**TASK DESCRIPTION**
Return the records exactly as they are.

==== DATA FOR PROCESSING ====

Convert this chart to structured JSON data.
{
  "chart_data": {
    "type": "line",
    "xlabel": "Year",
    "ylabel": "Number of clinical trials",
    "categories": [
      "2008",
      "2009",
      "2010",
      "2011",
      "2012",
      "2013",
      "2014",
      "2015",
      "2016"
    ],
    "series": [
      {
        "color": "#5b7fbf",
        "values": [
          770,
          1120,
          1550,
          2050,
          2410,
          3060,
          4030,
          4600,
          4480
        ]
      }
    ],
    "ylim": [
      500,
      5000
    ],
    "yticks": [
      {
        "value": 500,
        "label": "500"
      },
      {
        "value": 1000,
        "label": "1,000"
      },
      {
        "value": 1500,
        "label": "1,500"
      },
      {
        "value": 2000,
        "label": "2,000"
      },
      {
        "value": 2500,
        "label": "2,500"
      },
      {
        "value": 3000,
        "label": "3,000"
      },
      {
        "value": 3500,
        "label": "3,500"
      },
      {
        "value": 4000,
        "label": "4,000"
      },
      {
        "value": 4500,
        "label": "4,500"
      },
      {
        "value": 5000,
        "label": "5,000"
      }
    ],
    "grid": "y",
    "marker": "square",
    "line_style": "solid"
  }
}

====

**RESULT OF THIS EXERCISE**
Convert this chart to structured JSON data.
{
  "chart_data": {
    "type": "line",
    "xlabel": "Year",
    "ylabel": "Number of clinical trials",
    "categories": [
      "2008",
      "2009",
      "2010",
      "2011",
      "2012",
      "2013",
      "2014",
      "2015",
      "2016"
    ],
    "series": [
      {
        "color": "#5b7fbf",
        "values": [
          770,
          1120,
          1550,
          2050,
          2410,
          3060,
          4030,
          4600,
          4480
        ]
      }
    ],
    "ylim": [
      500,
      5000
    ],
    "yticks": [
      {
        "value": 500,
        "label": "500"
      },
      {
        "value": 1000,
        "label": "1,000"
      },
      {
        "value": 1500,
        "label": "1,500"
      },
      {
        "value": 2000,
        "label": "2,000"
      },
      {
        "value": 2500,
        "label": "2,500"
      },
      {
        "value": 3000,
        "label": "3,000"
      },
      {
        "value": 3500,
        "label": "3,500"
      },
      {
        "value": 4000,
        "label": "4,000"
      },
      {
        "value": 4500,
        "label": "4,500"
      },
      {
        "value": 5000,
        "label": "5,000"
      }
    ],
    "grid": "y",
    "marker": "square",
    "line_style": "solid"
  }
}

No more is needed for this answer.